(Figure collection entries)

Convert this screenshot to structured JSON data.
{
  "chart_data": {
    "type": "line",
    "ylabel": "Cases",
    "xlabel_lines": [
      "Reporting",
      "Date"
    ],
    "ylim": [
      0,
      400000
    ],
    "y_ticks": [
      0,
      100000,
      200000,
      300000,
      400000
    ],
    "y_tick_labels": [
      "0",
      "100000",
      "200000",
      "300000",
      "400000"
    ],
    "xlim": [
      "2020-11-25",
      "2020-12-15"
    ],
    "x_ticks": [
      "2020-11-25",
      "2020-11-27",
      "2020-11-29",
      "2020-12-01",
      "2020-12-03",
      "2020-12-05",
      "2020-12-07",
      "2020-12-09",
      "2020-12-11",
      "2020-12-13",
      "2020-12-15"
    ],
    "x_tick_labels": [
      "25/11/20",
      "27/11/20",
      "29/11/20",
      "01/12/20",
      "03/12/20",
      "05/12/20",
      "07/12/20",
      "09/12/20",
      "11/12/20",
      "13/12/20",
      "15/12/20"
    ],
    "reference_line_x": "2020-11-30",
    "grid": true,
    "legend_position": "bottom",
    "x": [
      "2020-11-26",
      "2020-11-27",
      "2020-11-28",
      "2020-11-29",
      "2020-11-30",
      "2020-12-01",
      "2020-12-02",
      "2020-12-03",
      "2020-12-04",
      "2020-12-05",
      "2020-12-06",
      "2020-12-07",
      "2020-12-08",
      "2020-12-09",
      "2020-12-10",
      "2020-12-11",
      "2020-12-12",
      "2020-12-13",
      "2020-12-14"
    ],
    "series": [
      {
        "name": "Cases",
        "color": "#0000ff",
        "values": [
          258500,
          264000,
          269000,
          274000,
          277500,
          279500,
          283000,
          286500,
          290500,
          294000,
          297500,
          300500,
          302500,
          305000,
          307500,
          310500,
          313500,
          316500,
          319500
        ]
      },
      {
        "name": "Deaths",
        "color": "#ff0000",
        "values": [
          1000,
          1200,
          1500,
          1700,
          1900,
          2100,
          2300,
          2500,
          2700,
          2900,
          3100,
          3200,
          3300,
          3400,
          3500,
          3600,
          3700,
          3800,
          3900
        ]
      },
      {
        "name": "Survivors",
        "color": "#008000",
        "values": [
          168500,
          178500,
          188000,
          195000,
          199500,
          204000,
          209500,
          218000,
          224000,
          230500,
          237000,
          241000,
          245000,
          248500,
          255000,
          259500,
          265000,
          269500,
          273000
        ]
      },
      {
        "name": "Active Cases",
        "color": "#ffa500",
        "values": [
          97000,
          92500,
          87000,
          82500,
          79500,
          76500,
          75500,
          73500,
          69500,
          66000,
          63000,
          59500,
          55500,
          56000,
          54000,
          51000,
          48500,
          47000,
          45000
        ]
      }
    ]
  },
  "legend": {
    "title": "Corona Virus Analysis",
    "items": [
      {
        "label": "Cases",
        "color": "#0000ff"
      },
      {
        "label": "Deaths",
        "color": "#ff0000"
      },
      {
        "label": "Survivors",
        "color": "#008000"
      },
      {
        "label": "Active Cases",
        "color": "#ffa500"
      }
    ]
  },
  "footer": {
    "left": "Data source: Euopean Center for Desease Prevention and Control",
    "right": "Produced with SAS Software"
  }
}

_What you have to do_.
Retype every record above exactly as written.

_Solution to the exercise_.
Convert this screenshot to structured JSON data.
{
  "chart_data": {
    "type": "line",
    "ylabel": "Cases",
    "xlabel_lines": [
      "Reporting",
      "Date"
    ],
    "ylim": [
      0,
      400000
    ],
    "y_ticks": [
      0,
      100000,
      200000,
      300000,
      400000
    ],
    "y_tick_labels": [
      "0",
      "100000",
      "200000",
      "300000",
      "400000"
    ],
    "xlim": [
      "2020-11-25",
      "2020-12-15"
    ],
    "x_ticks": [
      "2020-11-25",
      "2020-11-27",
      "2020-11-29",
      "2020-12-01",
      "2020-12-03",
      "2020-12-05",
      "2020-12-07",
      "2020-12-09",
      "2020-12-11",
      "2020-12-13",
      "2020-12-15"
    ],
    "x_tick_labels": [
      "25/11/20",
      "27/11/20",
      "29/11/20",
      "01/12/20",
      "03/12/20",
      "05/12/20",
      "07/12/20",
      "09/12/20",
      "11/12/20",
      "13/12/20",
      "15/12/20"
    ],
    "reference_line_x": "2020-11-30",
    "grid": true,
    "legend_position": "bottom",
    "x": [
      "2020-11-26",
      "2020-11-27",
      "2020-11-28",
      "2020-11-29",
      "2020-11-30",
      "2020-12-01",
      "2020-12-02",
      "2020-12-03",
      "2020-12-04",
      "2020-12-05",
      "2020-12-06",
      "2020-12-07",
      "2020-12-08",
      "2020-12-09",
      "2020-12-10",
      "2020-12-11",
      "2020-12-12",
      "2020-12-13",
      "2020-12-14"
    ],
    "series": [
      {
        "name": "Cases",
        "color": "#0000ff",
        "values": [
          258500,
          264000,
          269000,
          274000,
          277500,
          279500,
          283000,
          286500,
          290500,
          294000,
          297500,
          300500,
          302500,
          305000,
          307500,
          310500,
          313500,
          316500,
          319500
        ]
      },
      {
        "name": "Deaths",
        "color": "#ff0000",
        "values": [
          1000,
          1200,
          1500,
          1700,
          1900,
          2100,
          2300,
          2500,
          2700,
          2900,
          3100,
          3200,
          3300,
          3400,
          3500,
          3600,
          3700,
          3800,
          3900
        ]
      },
      {
        "name": "Survivors",
        "color": "#008000",
        "values": [
          168500,
          178500,
          188000,
          195000,
          199500,
          204000,
          209500,
          218000,
          224000,
          230500,
          237000,
          241000,
          245000,
          248500,
          255000,
          259500,
          265000,
          269500,
          273000
        ]
      },
      {
        "name": "Active Cases",
        "color": "#ffa500",
        "values": [
          97000,
          92500,
          87000,
          82500,
          79500,
          76500,
          75500,
          73500,
          69500,
          66000,
          63000,
          59500,
          55500,
          56000,
          54000,
          51000,
          48500,
          47000,
          45000
        ]
      }
    ]
  },
  "legend": {
    "title": "Corona Virus Analysis",
    "items": [
      {
        "label": "Cases",
        "color": "#0000ff"
      },
      {
        "label": "Deaths",
        "color": "#ff0000"
      },
      {
        "label": "Survivors",
        "color": "#008000"
      },
      {
        "label": "Active Cases",
        "color": "#ffa500"
      }
    ]
  },
  "footer": {
    "left": "Data source: Euopean Center for Desease Prevention and Control",
    "right": "Produced with SAS Software"
  }
}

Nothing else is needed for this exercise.